◆ ENTRIES:
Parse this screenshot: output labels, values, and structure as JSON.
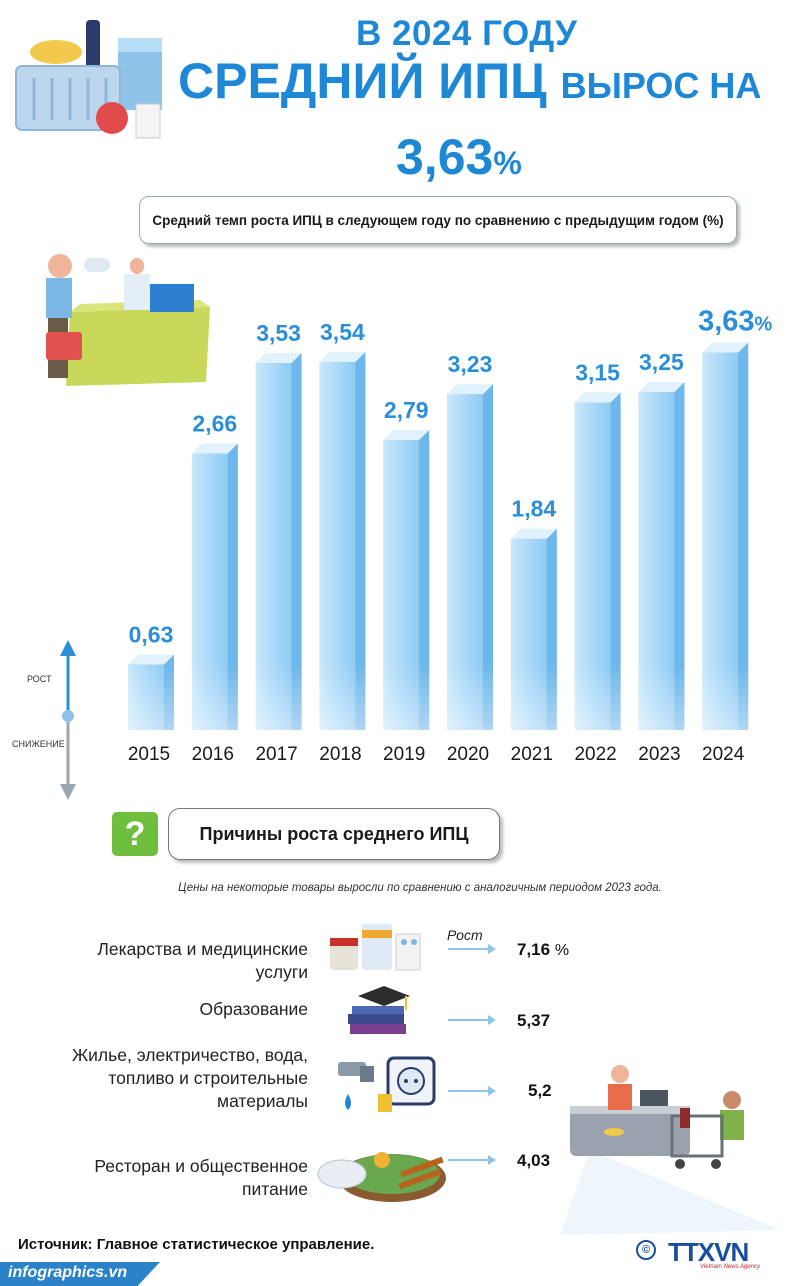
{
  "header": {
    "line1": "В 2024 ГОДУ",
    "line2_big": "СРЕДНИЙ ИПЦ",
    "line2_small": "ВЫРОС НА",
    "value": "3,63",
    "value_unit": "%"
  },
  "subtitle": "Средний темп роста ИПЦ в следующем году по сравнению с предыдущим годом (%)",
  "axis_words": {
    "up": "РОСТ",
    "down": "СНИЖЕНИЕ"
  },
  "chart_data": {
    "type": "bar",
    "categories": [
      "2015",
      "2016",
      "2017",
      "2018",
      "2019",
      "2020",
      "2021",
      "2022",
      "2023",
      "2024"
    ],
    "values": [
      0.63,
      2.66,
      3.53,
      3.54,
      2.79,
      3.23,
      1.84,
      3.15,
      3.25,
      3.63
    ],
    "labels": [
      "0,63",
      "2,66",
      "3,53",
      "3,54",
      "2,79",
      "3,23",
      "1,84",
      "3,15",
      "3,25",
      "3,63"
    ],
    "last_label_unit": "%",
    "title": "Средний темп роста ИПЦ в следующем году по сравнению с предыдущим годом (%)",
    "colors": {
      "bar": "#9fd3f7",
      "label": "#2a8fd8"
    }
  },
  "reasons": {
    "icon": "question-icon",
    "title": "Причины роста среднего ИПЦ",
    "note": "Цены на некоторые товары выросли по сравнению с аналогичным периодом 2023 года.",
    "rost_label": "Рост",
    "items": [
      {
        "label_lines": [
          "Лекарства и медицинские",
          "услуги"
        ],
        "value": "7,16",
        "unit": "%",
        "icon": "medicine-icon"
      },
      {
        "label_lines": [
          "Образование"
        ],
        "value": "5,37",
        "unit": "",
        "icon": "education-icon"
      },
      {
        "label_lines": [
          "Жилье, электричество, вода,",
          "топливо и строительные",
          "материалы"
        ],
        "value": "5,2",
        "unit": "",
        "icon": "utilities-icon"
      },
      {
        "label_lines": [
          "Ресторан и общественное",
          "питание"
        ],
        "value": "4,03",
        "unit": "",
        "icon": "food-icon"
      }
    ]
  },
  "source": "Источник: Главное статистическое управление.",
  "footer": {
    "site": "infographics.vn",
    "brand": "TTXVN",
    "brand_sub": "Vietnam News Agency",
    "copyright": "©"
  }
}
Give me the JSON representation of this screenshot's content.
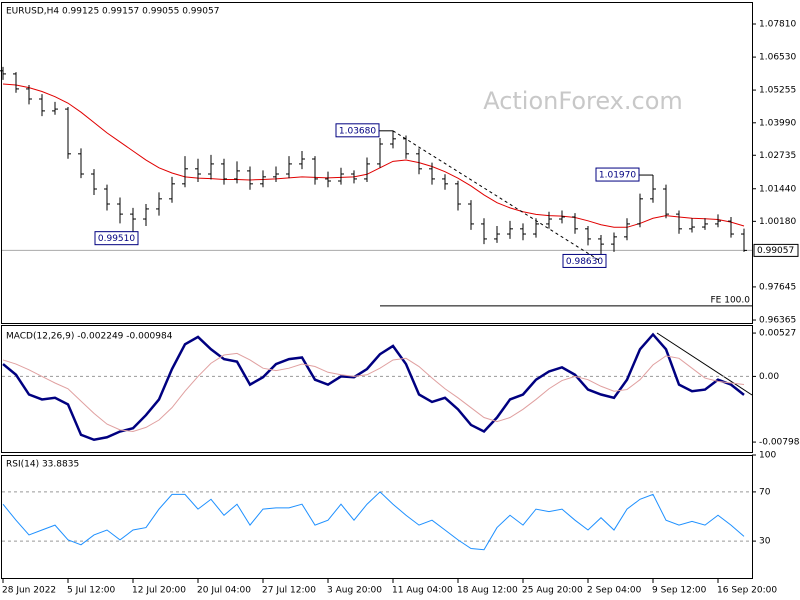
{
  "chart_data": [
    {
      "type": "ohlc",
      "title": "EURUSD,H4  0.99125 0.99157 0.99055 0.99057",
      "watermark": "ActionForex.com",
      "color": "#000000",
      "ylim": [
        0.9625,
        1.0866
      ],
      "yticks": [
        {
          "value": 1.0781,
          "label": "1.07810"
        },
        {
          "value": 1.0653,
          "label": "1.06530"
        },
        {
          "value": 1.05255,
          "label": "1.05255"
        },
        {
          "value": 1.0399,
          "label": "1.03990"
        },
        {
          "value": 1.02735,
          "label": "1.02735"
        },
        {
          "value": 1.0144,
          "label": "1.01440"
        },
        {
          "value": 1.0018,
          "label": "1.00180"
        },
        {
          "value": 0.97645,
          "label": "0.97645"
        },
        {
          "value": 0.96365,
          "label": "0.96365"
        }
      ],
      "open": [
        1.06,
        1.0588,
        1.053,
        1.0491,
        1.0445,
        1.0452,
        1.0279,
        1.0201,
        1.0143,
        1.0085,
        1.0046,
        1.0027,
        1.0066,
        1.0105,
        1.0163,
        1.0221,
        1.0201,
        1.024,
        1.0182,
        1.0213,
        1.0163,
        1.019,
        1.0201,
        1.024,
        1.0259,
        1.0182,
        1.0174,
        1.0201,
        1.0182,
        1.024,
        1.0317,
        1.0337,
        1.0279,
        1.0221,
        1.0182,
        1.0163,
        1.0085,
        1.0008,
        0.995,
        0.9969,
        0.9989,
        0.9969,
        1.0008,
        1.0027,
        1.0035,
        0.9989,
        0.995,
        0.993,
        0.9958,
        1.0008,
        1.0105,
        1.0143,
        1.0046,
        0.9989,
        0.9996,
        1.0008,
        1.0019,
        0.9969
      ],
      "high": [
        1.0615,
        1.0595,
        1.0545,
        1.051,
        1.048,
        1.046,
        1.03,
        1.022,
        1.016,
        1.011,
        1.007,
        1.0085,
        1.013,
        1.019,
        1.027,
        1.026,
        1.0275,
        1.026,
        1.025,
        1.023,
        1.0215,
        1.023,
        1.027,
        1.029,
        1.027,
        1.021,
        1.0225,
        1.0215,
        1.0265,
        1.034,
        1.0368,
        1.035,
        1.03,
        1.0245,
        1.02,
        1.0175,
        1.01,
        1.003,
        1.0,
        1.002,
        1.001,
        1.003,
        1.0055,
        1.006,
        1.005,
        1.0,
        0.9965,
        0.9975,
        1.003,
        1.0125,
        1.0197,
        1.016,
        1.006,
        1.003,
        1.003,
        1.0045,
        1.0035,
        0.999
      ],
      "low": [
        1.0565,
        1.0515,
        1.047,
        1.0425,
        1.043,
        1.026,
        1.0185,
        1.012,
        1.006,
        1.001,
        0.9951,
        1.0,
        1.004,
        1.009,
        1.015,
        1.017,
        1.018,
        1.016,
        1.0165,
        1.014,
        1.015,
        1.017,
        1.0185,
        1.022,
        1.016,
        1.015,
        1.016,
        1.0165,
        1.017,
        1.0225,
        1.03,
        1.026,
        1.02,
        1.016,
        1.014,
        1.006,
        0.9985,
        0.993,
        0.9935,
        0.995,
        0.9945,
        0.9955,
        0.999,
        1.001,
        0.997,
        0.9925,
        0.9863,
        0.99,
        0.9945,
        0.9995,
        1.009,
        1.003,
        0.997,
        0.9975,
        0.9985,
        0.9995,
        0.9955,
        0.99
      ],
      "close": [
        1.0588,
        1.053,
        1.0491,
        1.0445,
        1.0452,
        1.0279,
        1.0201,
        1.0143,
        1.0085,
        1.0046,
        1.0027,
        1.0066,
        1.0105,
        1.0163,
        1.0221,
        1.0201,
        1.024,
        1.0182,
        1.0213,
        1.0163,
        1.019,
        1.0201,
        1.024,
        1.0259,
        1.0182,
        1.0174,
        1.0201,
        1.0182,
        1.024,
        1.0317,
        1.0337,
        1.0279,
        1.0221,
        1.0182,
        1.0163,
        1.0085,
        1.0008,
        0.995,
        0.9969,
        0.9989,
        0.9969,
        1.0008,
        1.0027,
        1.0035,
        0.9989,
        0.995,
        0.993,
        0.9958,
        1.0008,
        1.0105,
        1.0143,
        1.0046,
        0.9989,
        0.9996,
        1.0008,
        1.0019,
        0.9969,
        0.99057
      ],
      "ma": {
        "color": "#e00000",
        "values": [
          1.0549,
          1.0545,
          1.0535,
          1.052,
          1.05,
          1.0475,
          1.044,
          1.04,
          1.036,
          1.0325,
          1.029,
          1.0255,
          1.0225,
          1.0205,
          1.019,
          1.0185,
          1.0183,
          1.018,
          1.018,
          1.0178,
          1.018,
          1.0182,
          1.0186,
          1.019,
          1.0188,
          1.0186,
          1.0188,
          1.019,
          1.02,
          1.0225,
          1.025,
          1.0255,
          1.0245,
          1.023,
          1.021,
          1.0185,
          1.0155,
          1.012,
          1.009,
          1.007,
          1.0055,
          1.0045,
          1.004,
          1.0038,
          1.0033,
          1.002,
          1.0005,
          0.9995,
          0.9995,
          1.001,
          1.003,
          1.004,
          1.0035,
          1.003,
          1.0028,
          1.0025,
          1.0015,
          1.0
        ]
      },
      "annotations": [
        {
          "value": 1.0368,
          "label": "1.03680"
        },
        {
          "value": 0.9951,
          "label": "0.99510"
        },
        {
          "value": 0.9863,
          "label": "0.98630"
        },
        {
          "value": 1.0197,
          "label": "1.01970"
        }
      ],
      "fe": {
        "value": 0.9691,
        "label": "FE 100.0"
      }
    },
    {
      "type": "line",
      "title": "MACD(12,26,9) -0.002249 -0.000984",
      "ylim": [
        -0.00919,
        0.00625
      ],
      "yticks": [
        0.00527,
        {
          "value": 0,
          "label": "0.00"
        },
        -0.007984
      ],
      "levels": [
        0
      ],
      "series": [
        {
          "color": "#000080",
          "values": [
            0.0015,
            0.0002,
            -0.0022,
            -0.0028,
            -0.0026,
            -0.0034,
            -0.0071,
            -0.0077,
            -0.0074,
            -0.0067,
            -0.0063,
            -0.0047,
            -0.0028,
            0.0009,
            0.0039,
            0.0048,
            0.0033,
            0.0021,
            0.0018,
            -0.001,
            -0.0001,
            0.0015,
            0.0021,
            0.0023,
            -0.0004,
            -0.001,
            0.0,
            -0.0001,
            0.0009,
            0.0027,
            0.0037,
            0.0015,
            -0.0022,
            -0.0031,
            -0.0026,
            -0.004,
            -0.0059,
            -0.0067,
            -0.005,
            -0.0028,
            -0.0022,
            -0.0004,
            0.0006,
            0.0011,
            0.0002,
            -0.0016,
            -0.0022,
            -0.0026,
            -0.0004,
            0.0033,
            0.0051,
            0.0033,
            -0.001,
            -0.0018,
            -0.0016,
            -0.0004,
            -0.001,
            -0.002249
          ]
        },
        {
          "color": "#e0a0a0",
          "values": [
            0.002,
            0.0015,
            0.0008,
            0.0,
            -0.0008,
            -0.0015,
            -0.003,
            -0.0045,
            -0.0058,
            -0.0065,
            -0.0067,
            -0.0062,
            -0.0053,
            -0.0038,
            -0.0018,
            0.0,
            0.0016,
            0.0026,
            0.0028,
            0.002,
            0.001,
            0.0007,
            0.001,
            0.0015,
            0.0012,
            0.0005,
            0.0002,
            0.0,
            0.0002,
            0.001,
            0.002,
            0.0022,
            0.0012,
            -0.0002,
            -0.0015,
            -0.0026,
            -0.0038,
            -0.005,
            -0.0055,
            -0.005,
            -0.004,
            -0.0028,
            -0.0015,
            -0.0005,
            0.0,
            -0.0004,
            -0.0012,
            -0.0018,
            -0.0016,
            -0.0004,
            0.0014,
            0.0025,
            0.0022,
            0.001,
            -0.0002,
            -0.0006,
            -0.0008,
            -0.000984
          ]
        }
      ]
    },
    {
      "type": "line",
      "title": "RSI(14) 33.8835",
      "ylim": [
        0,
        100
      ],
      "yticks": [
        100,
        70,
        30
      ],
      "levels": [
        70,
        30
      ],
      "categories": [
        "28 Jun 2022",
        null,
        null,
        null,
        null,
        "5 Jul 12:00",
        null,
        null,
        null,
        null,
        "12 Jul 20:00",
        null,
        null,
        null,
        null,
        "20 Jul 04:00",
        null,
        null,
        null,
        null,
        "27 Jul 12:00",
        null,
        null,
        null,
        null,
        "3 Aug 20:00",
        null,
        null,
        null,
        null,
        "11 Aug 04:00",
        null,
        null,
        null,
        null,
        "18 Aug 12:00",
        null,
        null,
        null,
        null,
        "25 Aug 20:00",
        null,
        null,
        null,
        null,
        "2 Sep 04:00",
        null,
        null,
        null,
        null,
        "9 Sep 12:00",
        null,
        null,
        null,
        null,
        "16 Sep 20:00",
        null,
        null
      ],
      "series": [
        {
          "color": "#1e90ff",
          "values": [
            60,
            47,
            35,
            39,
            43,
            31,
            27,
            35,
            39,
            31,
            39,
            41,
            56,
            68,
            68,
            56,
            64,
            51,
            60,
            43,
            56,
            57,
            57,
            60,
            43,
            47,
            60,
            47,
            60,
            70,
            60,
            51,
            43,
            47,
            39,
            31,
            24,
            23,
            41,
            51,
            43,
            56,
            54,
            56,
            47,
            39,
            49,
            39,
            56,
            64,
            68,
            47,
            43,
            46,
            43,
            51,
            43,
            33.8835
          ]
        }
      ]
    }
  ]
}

◆ INSTRUCTIONS TO FOLLOW: Report the number of lines containing the string "icon" and add nothing to it.

◆ REPLY TO THE TASK: 5